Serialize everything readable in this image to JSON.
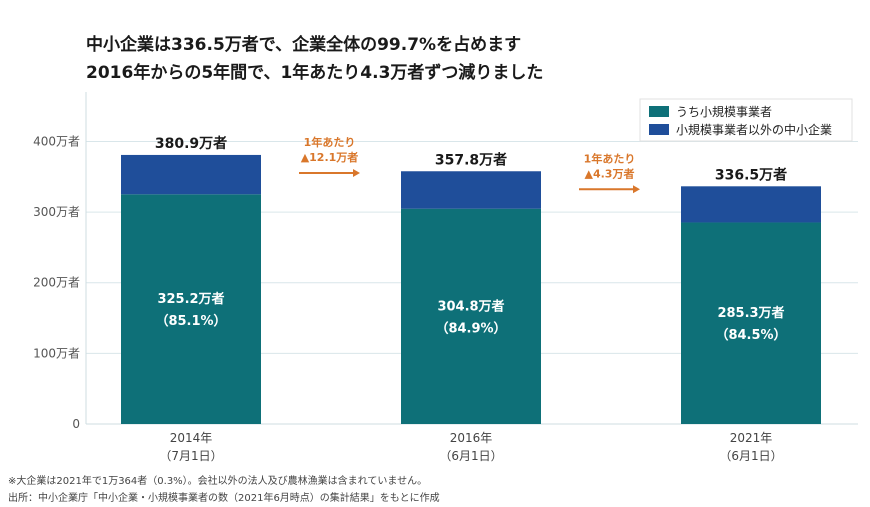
{
  "title_lines": [
    "中小企業は336.5万者で、企業全体の99.7%を占めます",
    "2016年からの5年間で、1年あたり4.3万者ずつ減りました"
  ],
  "chart_data": {
    "type": "bar",
    "stacked": true,
    "categories": [
      [
        "2014年",
        "（7月1日）"
      ],
      [
        "2016年",
        "（6月1日）"
      ],
      [
        "2021年",
        "（6月1日）"
      ]
    ],
    "series": [
      {
        "name": "うち小規模事業者",
        "values": [
          325.2,
          304.8,
          285.3
        ],
        "color": "#0e7078"
      },
      {
        "name": "小規模事業者以外の中小企業",
        "values": [
          55.7,
          53.0,
          51.2
        ],
        "color": "#1f4e9a"
      }
    ],
    "inner_labels": [
      [
        "325.2万者",
        "（85.1%）"
      ],
      [
        "304.8万者",
        "（84.9%）"
      ],
      [
        "285.3万者",
        "（84.5%）"
      ]
    ],
    "total_labels": [
      "380.9万者",
      "357.8万者",
      "336.5万者"
    ],
    "annotations": [
      [
        "1年あたり",
        "▲12.1万者"
      ],
      [
        "1年あたり",
        "▲4.3万者"
      ]
    ],
    "annotation_color": "#d9772b",
    "y_ticks": [
      0,
      100,
      200,
      300,
      400
    ],
    "y_tick_labels": [
      "0",
      "100万者",
      "200万者",
      "300万者",
      "400万者"
    ],
    "ylim": [
      0,
      470
    ],
    "grid": true,
    "legend_position": "top-right"
  },
  "footnotes": [
    "※大企業は2021年で1万364者（0.3%）。会社以外の法人及び農林漁業は含まれていません。",
    "出所：中小企業庁「中小企業・小規模事業者の数（2021年6月時点）の集計結果」をもとに作成"
  ]
}
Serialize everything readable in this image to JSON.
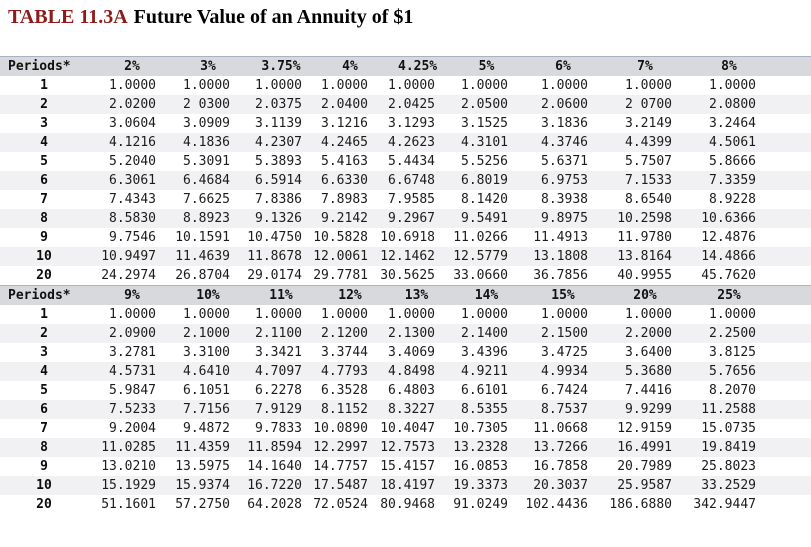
{
  "title": {
    "label": "TABLE 11.3A",
    "text": "Future Value of an Annuity of $1"
  },
  "colors": {
    "title_accent": "#8e1b1b",
    "title_text": "#000000",
    "header_bg": "#d8d9dd",
    "stripe_bg": "#f1f1f4",
    "header_border": "#a8b2c6"
  },
  "table": {
    "sections": [
      {
        "headers": [
          "Periods*",
          "2%",
          "3%",
          "3.75%",
          "4%",
          "4.25%",
          "5%",
          "6%",
          "7%",
          "8%"
        ],
        "rows": [
          {
            "period": "1",
            "values": [
              "1.0000",
              "1.0000",
              "1.0000",
              "1.0000",
              "1.0000",
              "1.0000",
              "1.0000",
              "1.0000",
              "1.0000"
            ]
          },
          {
            "period": "2",
            "values": [
              "2.0200",
              "2 0300",
              "2.0375",
              "2.0400",
              "2.0425",
              "2.0500",
              "2.0600",
              "2 0700",
              "2.0800"
            ]
          },
          {
            "period": "3",
            "values": [
              "3.0604",
              "3.0909",
              "3.1139",
              "3.1216",
              "3.1293",
              "3.1525",
              "3.1836",
              "3.2149",
              "3.2464"
            ]
          },
          {
            "period": "4",
            "values": [
              "4.1216",
              "4.1836",
              "4.2307",
              "4.2465",
              "4.2623",
              "4.3101",
              "4.3746",
              "4.4399",
              "4.5061"
            ]
          },
          {
            "period": "5",
            "values": [
              "5.2040",
              "5.3091",
              "5.3893",
              "5.4163",
              "5.4434",
              "5.5256",
              "5.6371",
              "5.7507",
              "5.8666"
            ]
          },
          {
            "period": "6",
            "values": [
              "6.3061",
              "6.4684",
              "6.5914",
              "6.6330",
              "6.6748",
              "6.8019",
              "6.9753",
              "7.1533",
              "7.3359"
            ]
          },
          {
            "period": "7",
            "values": [
              "7.4343",
              "7.6625",
              "7.8386",
              "7.8983",
              "7.9585",
              "8.1420",
              "8.3938",
              "8.6540",
              "8.9228"
            ]
          },
          {
            "period": "8",
            "values": [
              "8.5830",
              "8.8923",
              "9.1326",
              "9.2142",
              "9.2967",
              "9.5491",
              "9.8975",
              "10.2598",
              "10.6366"
            ]
          },
          {
            "period": "9",
            "values": [
              "9.7546",
              "10.1591",
              "10.4750",
              "10.5828",
              "10.6918",
              "11.0266",
              "11.4913",
              "11.9780",
              "12.4876"
            ]
          },
          {
            "period": "10",
            "values": [
              "10.9497",
              "11.4639",
              "11.8678",
              "12.0061",
              "12.1462",
              "12.5779",
              "13.1808",
              "13.8164",
              "14.4866"
            ]
          },
          {
            "period": "20",
            "values": [
              "24.2974",
              "26.8704",
              "29.0174",
              "29.7781",
              "30.5625",
              "33.0660",
              "36.7856",
              "40.9955",
              "45.7620"
            ]
          }
        ]
      },
      {
        "headers": [
          "Periods*",
          "9%",
          "10%",
          "11%",
          "12%",
          "13%",
          "14%",
          "15%",
          "20%",
          "25%"
        ],
        "rows": [
          {
            "period": "1",
            "values": [
              "1.0000",
              "1.0000",
              "1.0000",
              "1.0000",
              "1.0000",
              "1.0000",
              "1.0000",
              "1.0000",
              "1.0000"
            ]
          },
          {
            "period": "2",
            "values": [
              "2.0900",
              "2.1000",
              "2.1100",
              "2.1200",
              "2.1300",
              "2.1400",
              "2.1500",
              "2.2000",
              "2.2500"
            ]
          },
          {
            "period": "3",
            "values": [
              "3.2781",
              "3.3100",
              "3.3421",
              "3.3744",
              "3.4069",
              "3.4396",
              "3.4725",
              "3.6400",
              "3.8125"
            ]
          },
          {
            "period": "4",
            "values": [
              "4.5731",
              "4.6410",
              "4.7097",
              "4.7793",
              "4.8498",
              "4.9211",
              "4.9934",
              "5.3680",
              "5.7656"
            ]
          },
          {
            "period": "5",
            "values": [
              "5.9847",
              "6.1051",
              "6.2278",
              "6.3528",
              "6.4803",
              "6.6101",
              "6.7424",
              "7.4416",
              "8.2070"
            ]
          },
          {
            "period": "6",
            "values": [
              "7.5233",
              "7.7156",
              "7.9129",
              "8.1152",
              "8.3227",
              "8.5355",
              "8.7537",
              "9.9299",
              "11.2588"
            ]
          },
          {
            "period": "7",
            "values": [
              "9.2004",
              "9.4872",
              "9.7833",
              "10.0890",
              "10.4047",
              "10.7305",
              "11.0668",
              "12.9159",
              "15.0735"
            ]
          },
          {
            "period": "8",
            "values": [
              "11.0285",
              "11.4359",
              "11.8594",
              "12.2997",
              "12.7573",
              "13.2328",
              "13.7266",
              "16.4991",
              "19.8419"
            ]
          },
          {
            "period": "9",
            "values": [
              "13.0210",
              "13.5975",
              "14.1640",
              "14.7757",
              "15.4157",
              "16.0853",
              "16.7858",
              "20.7989",
              "25.8023"
            ]
          },
          {
            "period": "10",
            "values": [
              "15.1929",
              "15.9374",
              "16.7220",
              "17.5487",
              "18.4197",
              "19.3373",
              "20.3037",
              "25.9587",
              "33.2529"
            ]
          },
          {
            "period": "20",
            "values": [
              "51.1601",
              "57.2750",
              "64.2028",
              "72.0524",
              "80.9468",
              "91.0249",
              "102.4436",
              "186.6880",
              "342.9447"
            ]
          }
        ]
      }
    ]
  }
}
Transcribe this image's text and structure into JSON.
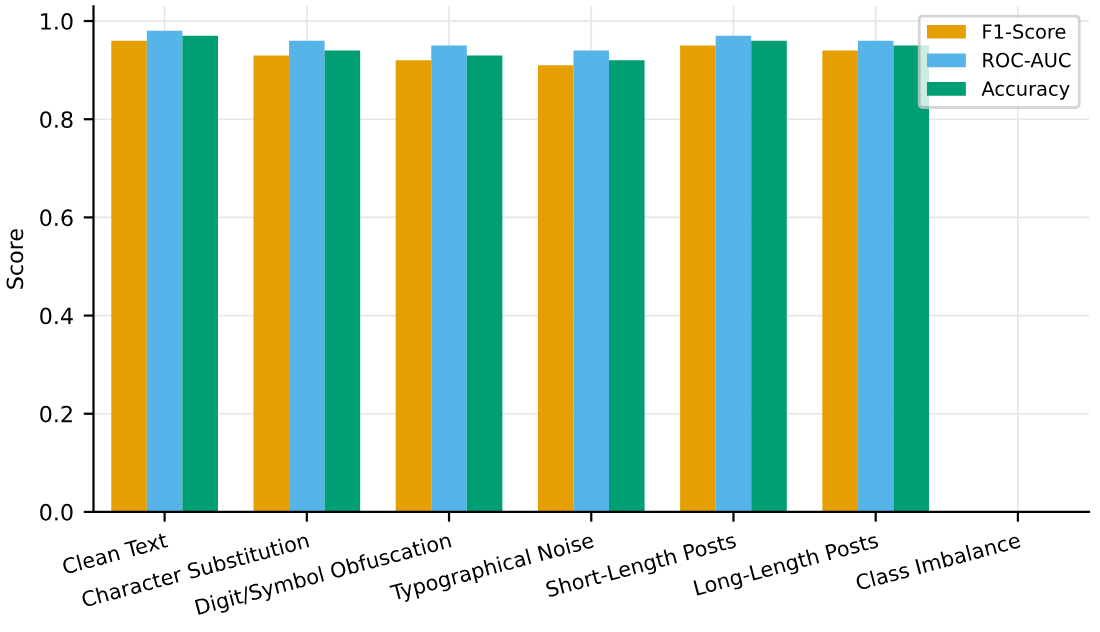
{
  "chart_data": {
    "type": "bar",
    "ylabel": "Score",
    "categories": [
      "Clean Text",
      "Character Substitution",
      "Digit/Symbol Obfuscation",
      "Typographical Noise",
      "Short-Length Posts",
      "Long-Length Posts",
      "Class Imbalance"
    ],
    "series": [
      {
        "name": "F1-Score",
        "color": "#e69f00",
        "values": [
          0.96,
          0.93,
          0.92,
          0.91,
          0.95,
          0.94,
          null
        ]
      },
      {
        "name": "ROC-AUC",
        "color": "#56b4e9",
        "values": [
          0.98,
          0.96,
          0.95,
          0.94,
          0.97,
          0.96,
          null
        ]
      },
      {
        "name": "Accuracy",
        "color": "#009e73",
        "values": [
          0.97,
          0.94,
          0.93,
          0.92,
          0.96,
          0.95,
          null
        ]
      }
    ],
    "ylim": [
      0,
      1.03
    ],
    "yticks": [
      {
        "value": 0.0,
        "label": "0.0"
      },
      {
        "value": 0.2,
        "label": "0.2"
      },
      {
        "value": 0.4,
        "label": "0.4"
      },
      {
        "value": 0.6,
        "label": "0.6"
      },
      {
        "value": 0.8,
        "label": "0.8"
      },
      {
        "value": 1.0,
        "label": "1.0"
      }
    ],
    "grid": true,
    "legend": "top right"
  }
}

■ ■ ■

◆ Stated goal ◆
Every line of the listing that holds "Posts" should be found and copied.

◆ Response ◆
      "Short-Length Posts",
      "Long-Length Posts",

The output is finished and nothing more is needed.